>> BEGIN Extracted material

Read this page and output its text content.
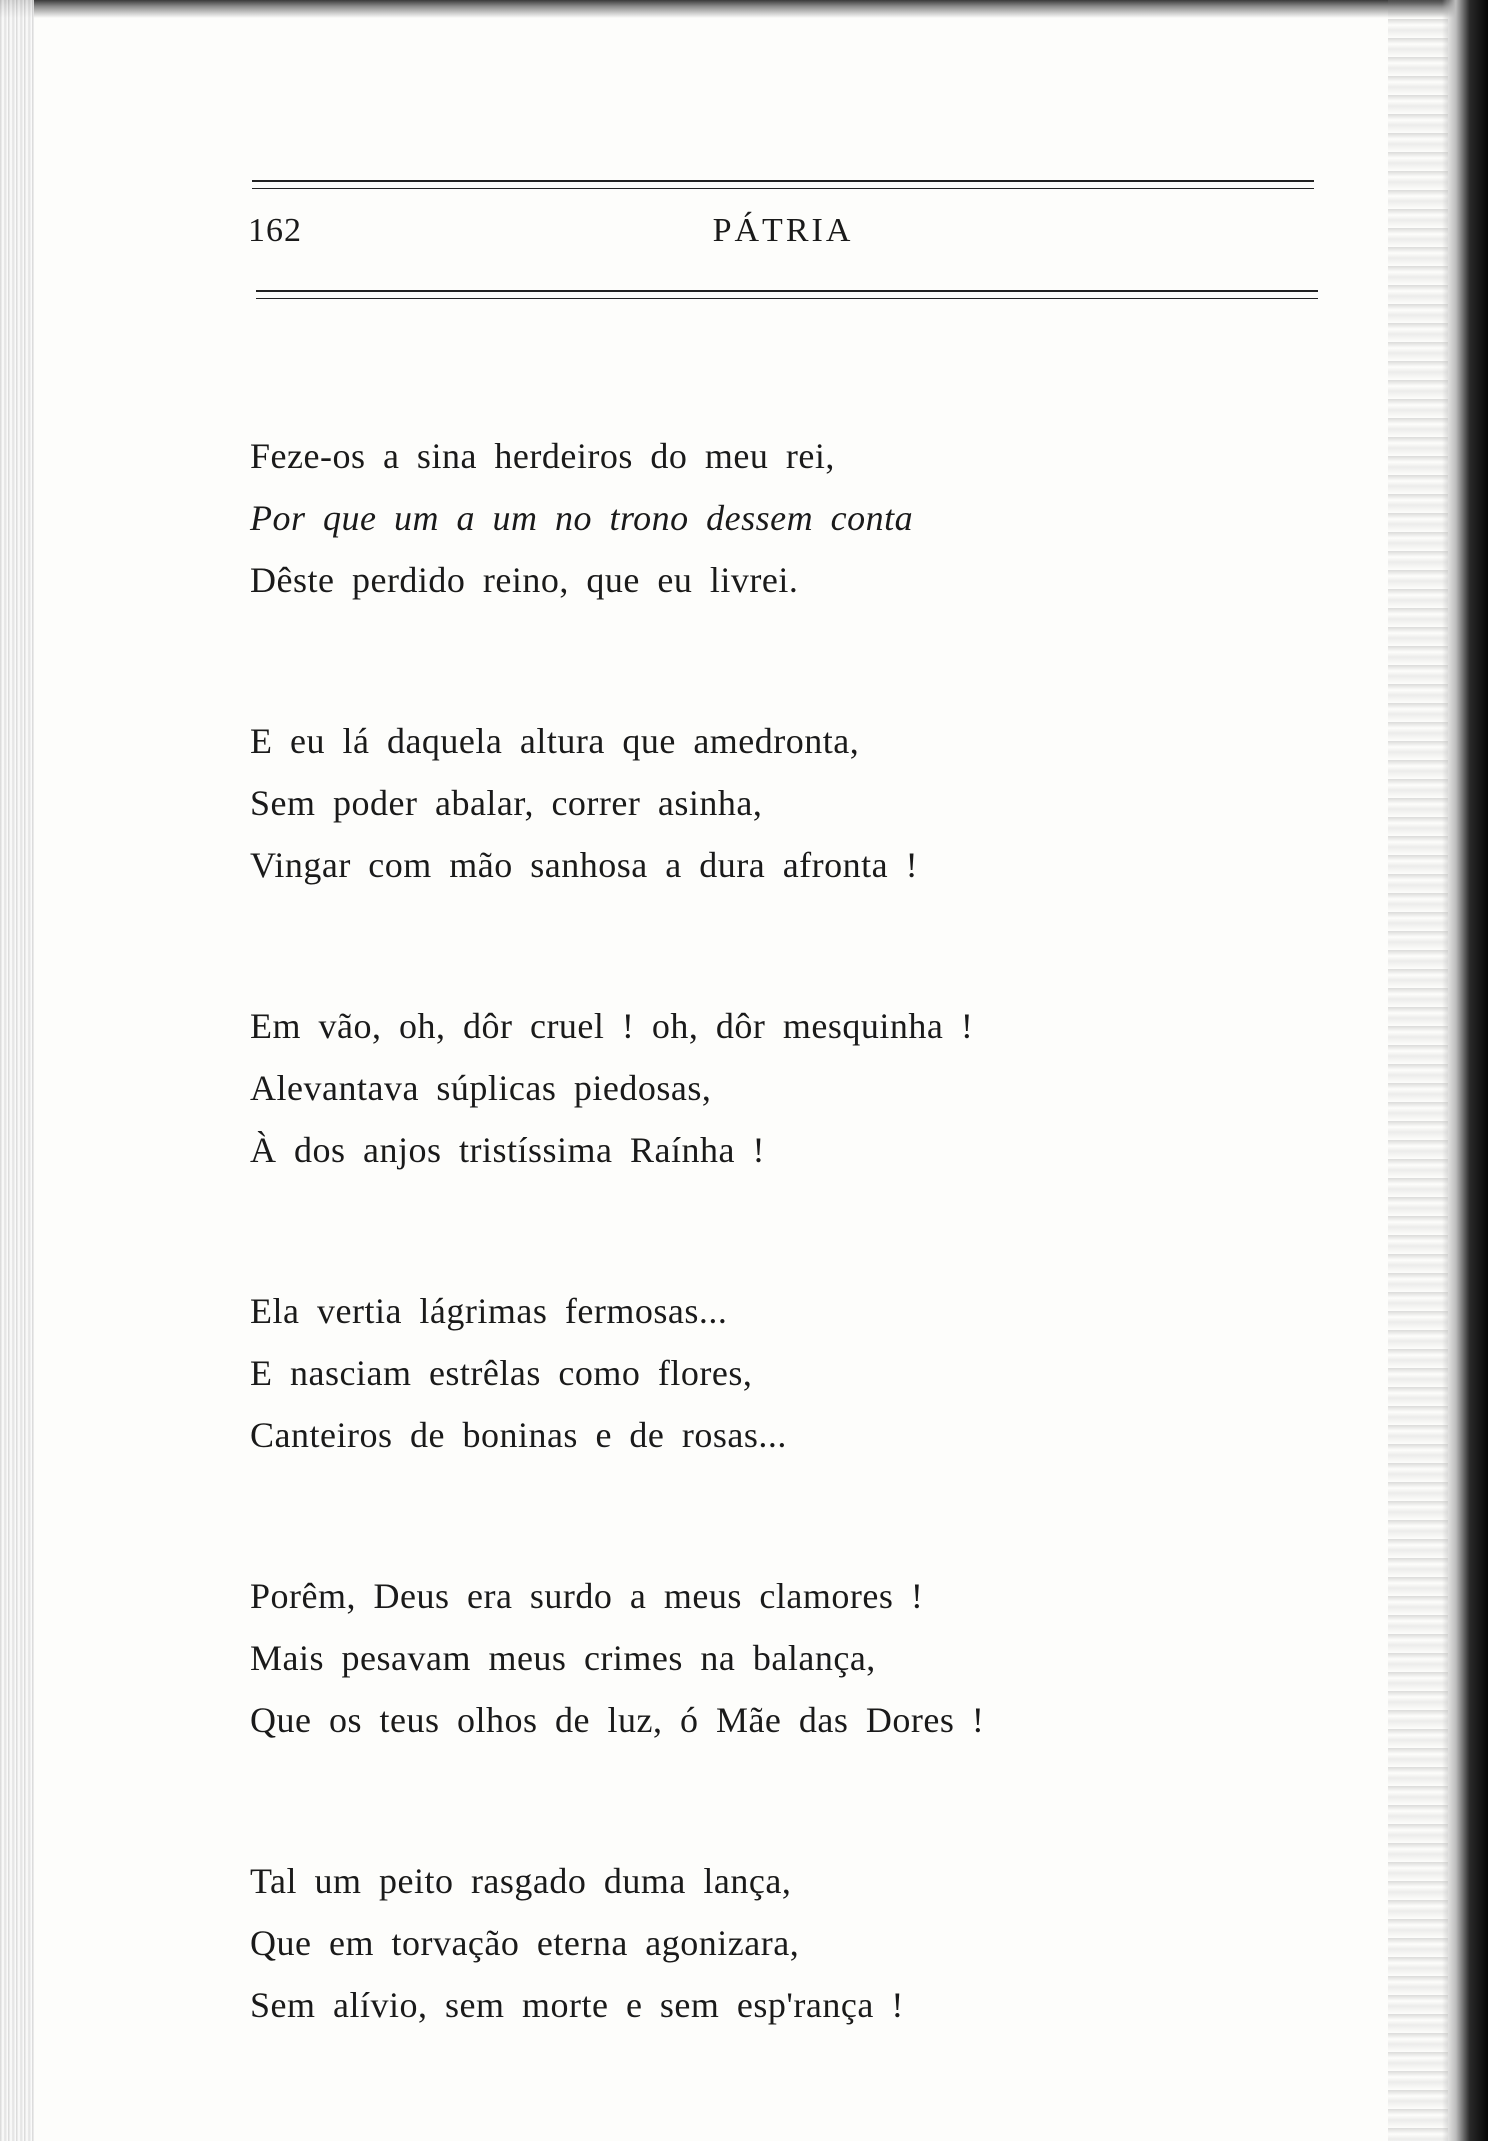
162	PÁTRIA
Feze-os a sina herdeiros do meu rei,
Por que um a um no trono dessem conta
Dêste perdido reino, que eu livrei.
E eu lá daquela altura que amedronta,
Sem poder abalar, correr asinha,
Vingar com mão sanhosa a dura afronta !
Em vão, oh, dôr cruel ! oh, dôr mesquinha !
Alevantava súplicas piedosas,
À dos anjos tristíssima Raínha !
Ela vertia lágrimas fermosas...
E nasciam estrêlas como flores,
Canteiros de boninas e de rosas...
Porêm, Deus era surdo a meus clamores !
Mais pesavam meus crimes na balança,
Que os teus olhos de luz, ó Mãe das Dores !
Tal um peito rasgado duma lança,
Que em torvação eterna agonizara,
Sem alívio, sem morte e sem esp'rança !
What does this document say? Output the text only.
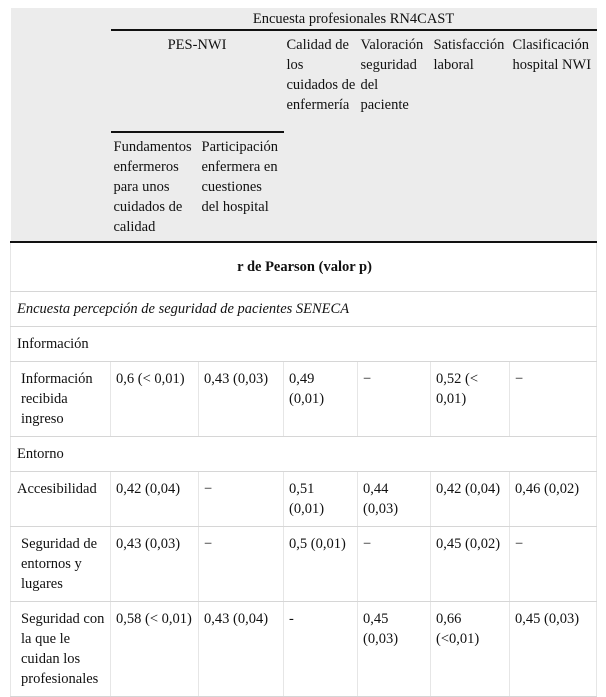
	Encuesta profesionales RN4CAST					
	PES-NWI		Calidad de los cuidados de enfermería	Valoración seguridad del paciente	Satisfacción laboral	Clasificación hospital NWI
	Fundamentos enfermeros para unos cuidados de calidad	Participación enfermera en cuestiones del hospital				

r de Pearson (valor p)						
Encuesta percepción de seguridad de pacientes SENECA						
Información						
Información recibida ingreso	0,6 (< 0,01)	0,43 (0,03)	0,49 (0,01)	−	0,52 (< 0,01)	−
Entorno						
Accesibilidad	0,42 (0,04)	−	0,51 (0,01)	0,44 (0,03)	0,42 (0,04)	0,46 (0,02)
Seguridad de entornos y lugares	0,43 (0,03)	−	0,5 (0,01)	−	0,45 (0,02)	−
Seguridad con la que le cuidan los profesionales	0,58 (< 0,01)	0,43 (0,04)	-	0,45 (0,03)	0,66 (<0,01)	0,45 (0,03)
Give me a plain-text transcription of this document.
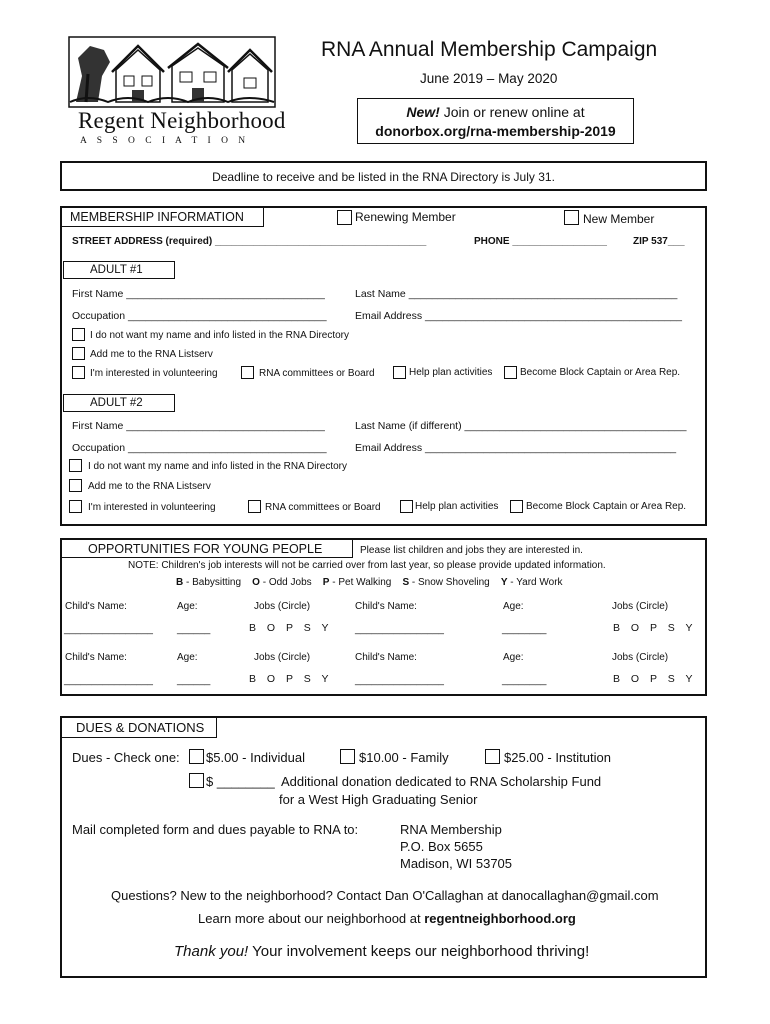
Regent Neighborhood
A S S O C I A T I O N
RNA Annual Membership Campaign
June 2019 – May 2020
New! Join or renew online at
donorbox.org/rna-membership-2019
Deadline to receive and be listed in the RNA Directory is July 31.
MEMBERSHIP INFORMATION	Renewing Member	New Member
STREET ADDRESS (required) ______________________________________	PHONE _________________	ZIP 537___
ADULT #1
First Name __________________________________	Last Name ______________________________________________
Occupation __________________________________	Email Address ____________________________________________
I do not want my name and info listed in the RNA Directory
Add me to the RNA Listserv
I'm interested in volunteering	RNA committees or Board	Help plan activities	Become Block Captain or Area Rep.
ADULT #2
First Name __________________________________	Last Name (if different) ______________________________________
Occupation __________________________________	Email Address ___________________________________________
I do not want my name and info listed in the RNA Directory
Add me to the RNA Listserv
I'm interested in volunteering	RNA committees or Board	Help plan activities	Become Block Captain or Area Rep.
OPPORTUNITIES FOR YOUNG PEOPLE	Please list children and jobs they are interested in.
NOTE: Children's job interests will not be carried over from last year, so please provide updated information.
B - Babysitting O - Odd Jobs P - Pet Walking S - Snow Shoveling Y - Yard Work
Child's Name:	Age:	Jobs (Circle)	Child's Name:	Age:	Jobs (Circle)
________________ ______	B O P S Y	________________	________	B O P S Y
Child's Name:	Age:	Jobs (Circle)	Child's Name:	Age:	Jobs (Circle)
________________ ______	B O P S Y	________________	________	B O P S Y
DUES & DONATIONS
Dues - Check one: $5.00 - Individual	$10.00 - Family	$25.00 - Institution
$ ________ Additional donation dedicated to RNA Scholarship Fund
for a West High Graduating Senior
Mail completed form and dues payable to RNA to:	RNA Membership
P.O. Box 5655
Madison, WI 53705
Questions? New to the neighborhood? Contact Dan O'Callaghan at danocallaghan@gmail.com
Learn more about our neighborhood at regentneighborhood.org
Thank you! Your involvement keeps our neighborhood thriving!
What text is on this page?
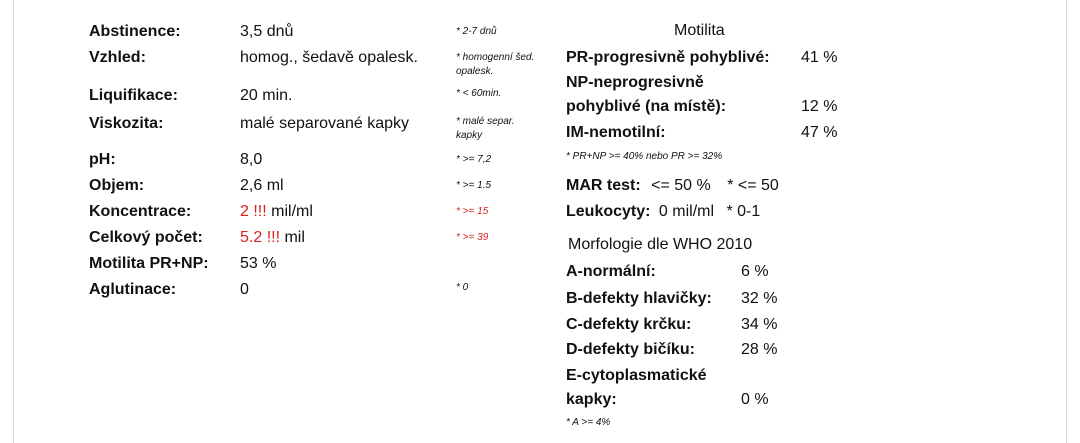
Abstinence:	3,5 dnů	* 2-7 dnů
Vzhled:	homog., šedavě opalesk.	* homogenní šed. opalesk.
Liquifikace:	20 min.	* < 60min.
Viskozita:	malé separované kapky	* malé separ. kapky
pH:	8,0	* >= 7,2
Objem:	2,6 ml	* >= 1.5
Koncentrace:	2 !!! mil/ml	* >= 15
Celkový počet: 5.2 !!! mil	* >= 39
Motilita PR+NP: 53 %
Aglutinace:	0	* 0
Motilita
PR-progresivně pohyblivé: 41 %
NP-neprogresivně
pohyblivé (na místě):	12 %
IM-nemotilní:	47 %
* PR+NP >= 40% nebo PR >= 32%
MAR test: <= 50 % * <= 50
Leukocyty: 0 mil/ml * 0-1
Morfologie dle WHO 2010
A-normální:	6 %
B-defekty hlavičky: 32 %
C-defekty krčku:	34 %
D-defekty bičíku:	28 %
E-cytoplasmatické
kapky:	0 %
* A >= 4%
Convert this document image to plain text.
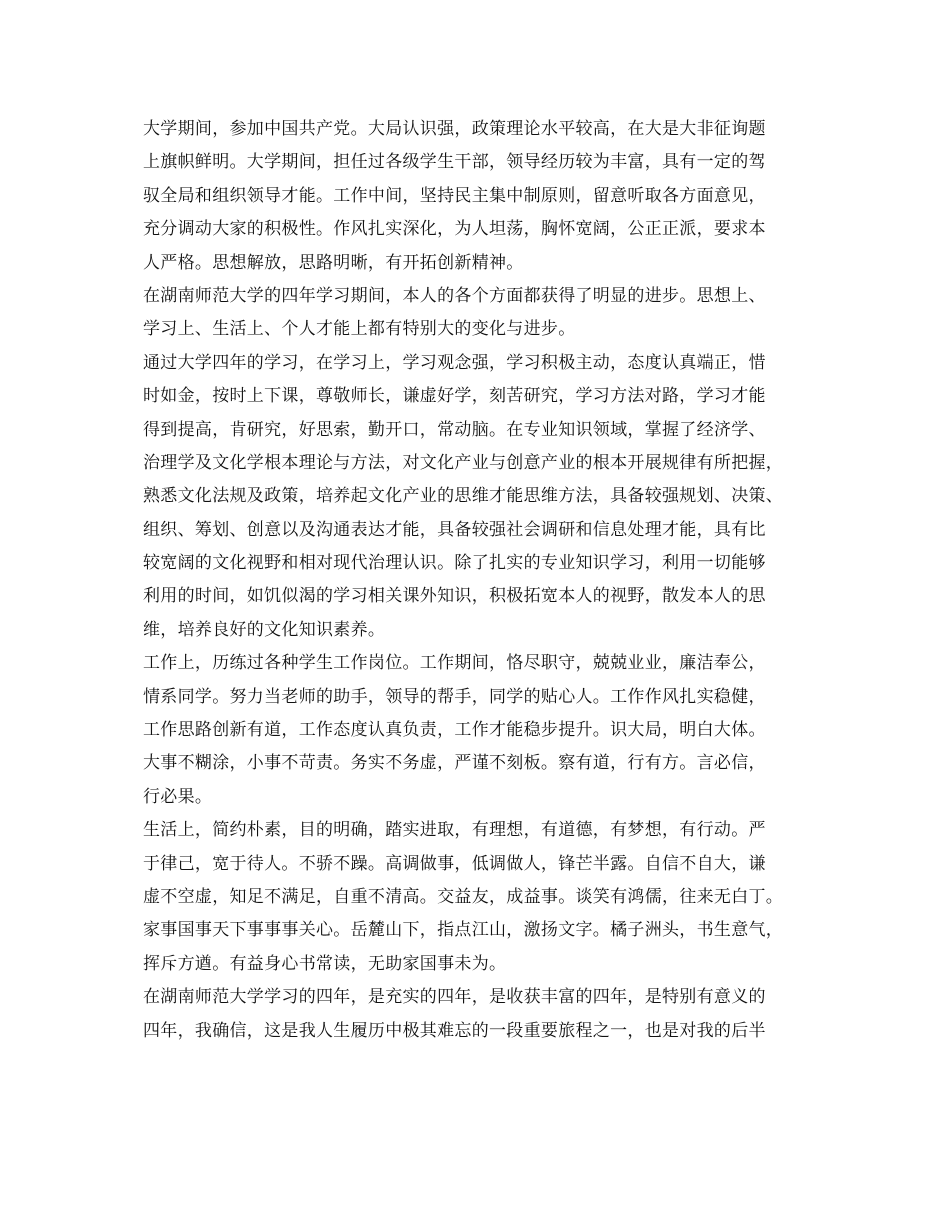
大学期间，参加中国共产党。大局认识强，政策理论水平较高，在大是大非征询题
上旗帜鲜明。大学期间，担任过各级学生干部，领导经历较为丰富，具有一定的驾
驭全局和组织领导才能。工作中间，坚持民主集中制原则，留意听取各方面意见，
充分调动大家的积极性。作风扎实深化，为人坦荡，胸怀宽阔，公正正派，要求本
人严格。思想解放，思路明晰，有开拓创新精神。

在湖南师范大学的四年学习期间，本人的各个方面都获得了明显的进步。思想上、
学习上、生活上、个人才能上都有特别大的变化与进步。

通过大学四年的学习，在学习上，学习观念强，学习积极主动，态度认真端正，惜
时如金，按时上下课，尊敬师长，谦虚好学，刻苦研究，学习方法对路，学习才能
得到提高，肯研究，好思索，勤开口，常动脑。在专业知识领域，掌握了经济学、
治理学及文化学根本理论与方法，对文化产业与创意产业的根本开展规律有所把握，
熟悉文化法规及政策，培养起文化产业的思维才能思维方法，具备较强规划、决策、
组织、筹划、创意以及沟通表达才能，具备较强社会调研和信息处理才能，具有比
较宽阔的文化视野和相对现代治理认识。除了扎实的专业知识学习，利用一切能够
利用的时间，如饥似渴的学习相关课外知识，积极拓宽本人的视野，散发本人的思
维，培养良好的文化知识素养。

工作上，历练过各种学生工作岗位。工作期间，恪尽职守，兢兢业业，廉洁奉公，
情系同学。努力当老师的助手，领导的帮手，同学的贴心人。工作作风扎实稳健，
工作思路创新有道，工作态度认真负责，工作才能稳步提升。识大局，明白大体。
大事不糊涂，小事不苛责。务实不务虚，严谨不刻板。察有道，行有方。言必信，
行必果。

生活上，简约朴素，目的明确，踏实进取，有理想，有道德，有梦想，有行动。严
于律己，宽于待人。不骄不躁。高调做事，低调做人，锋芒半露。自信不自大，谦
虚不空虚，知足不满足，自重不清高。交益友，成益事。谈笑有鸿儒，往来无白丁。
家事国事天下事事事关心。岳麓山下，指点江山，激扬文字。橘子洲头，书生意气，
挥斥方遒。有益身心书常读，无助家国事未为。

在湖南师范大学学习的四年，是充实的四年，是收获丰富的四年，是特别有意义的
四年，我确信，这是我人生履历中极其难忘的一段重要旅程之一，也是对我的后半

>> END Extracted material

Quote exactly, and only, the lines from the line containing "What text is on this page?" through the final line of the records above, both included, omitting any pictures.

What text is on this page?
Abstinence:	3,5 dnů	* 2-7 dnů
Vzhled:	homog., šedavě opalesk.	* homogenní šed. opalesk.
Liquifikace:	20 min.	* < 60min.
Viskozita:	malé separované kapky	* malé separ. kapky
pH:	8,0	* >= 7,2
Objem:	2,6 ml	* >= 1.5
Koncentrace:	2 !!! mil/ml	* >= 15
Celkový počet: 5.2 !!! mil	* >= 39
Motilita PR+NP: 53 %
Aglutinace:	0	* 0
Motilita
PR-progresivně pohyblivé: 41 %
NP-neprogresivně
pohyblivé (na místě):	12 %
IM-nemotilní:	47 %
* PR+NP >= 40% nebo PR >= 32%
MAR test: <= 50 % * <= 50
Leukocyty: 0 mil/ml * 0-1
Morfologie dle WHO 2010
A-normální:	6 %
B-defekty hlavičky: 32 %
C-defekty krčku:	34 %
D-defekty bičíku:	28 %
E-cytoplasmatické
kapky:	0 %
* A >= 4%
Convert this document image to plain text.
大学期间，参加中国共产党。大局认识强，政策理论水平较高，在大是大非征询题
上旗帜鲜明。大学期间，担任过各级学生干部，领导经历较为丰富，具有一定的驾
驭全局和组织领导才能。工作中间，坚持民主集中制原则，留意听取各方面意见，
充分调动大家的积极性。作风扎实深化，为人坦荡，胸怀宽阔，公正正派，要求本
人严格。思想解放，思路明晰，有开拓创新精神。

在湖南师范大学的四年学习期间，本人的各个方面都获得了明显的进步。思想上、
学习上、生活上、个人才能上都有特别大的变化与进步。

通过大学四年的学习，在学习上，学习观念强，学习积极主动，态度认真端正，惜
时如金，按时上下课，尊敬师长，谦虚好学，刻苦研究，学习方法对路，学习才能
得到提高，肯研究，好思索，勤开口，常动脑。在专业知识领域，掌握了经济学、
治理学及文化学根本理论与方法，对文化产业与创意产业的根本开展规律有所把握，
熟悉文化法规及政策，培养起文化产业的思维才能思维方法，具备较强规划、决策、
组织、筹划、创意以及沟通表达才能，具备较强社会调研和信息处理才能，具有比
较宽阔的文化视野和相对现代治理认识。除了扎实的专业知识学习，利用一切能够
利用的时间，如饥似渴的学习相关课外知识，积极拓宽本人的视野，散发本人的思
维，培养良好的文化知识素养。

工作上，历练过各种学生工作岗位。工作期间，恪尽职守，兢兢业业，廉洁奉公，
情系同学。努力当老师的助手，领导的帮手，同学的贴心人。工作作风扎实稳健，
工作思路创新有道，工作态度认真负责，工作才能稳步提升。识大局，明白大体。
大事不糊涂，小事不苛责。务实不务虚，严谨不刻板。察有道，行有方。言必信，
行必果。

生活上，简约朴素，目的明确，踏实进取，有理想，有道德，有梦想，有行动。严
于律己，宽于待人。不骄不躁。高调做事，低调做人，锋芒半露。自信不自大，谦
虚不空虚，知足不满足，自重不清高。交益友，成益事。谈笑有鸿儒，往来无白丁。
家事国事天下事事事关心。岳麓山下，指点江山，激扬文字。橘子洲头，书生意气，
挥斥方遒。有益身心书常读，无助家国事未为。

在湖南师范大学学习的四年，是充实的四年，是收获丰富的四年，是特别有意义的
四年，我确信，这是我人生履历中极其难忘的一段重要旅程之一，也是对我的后半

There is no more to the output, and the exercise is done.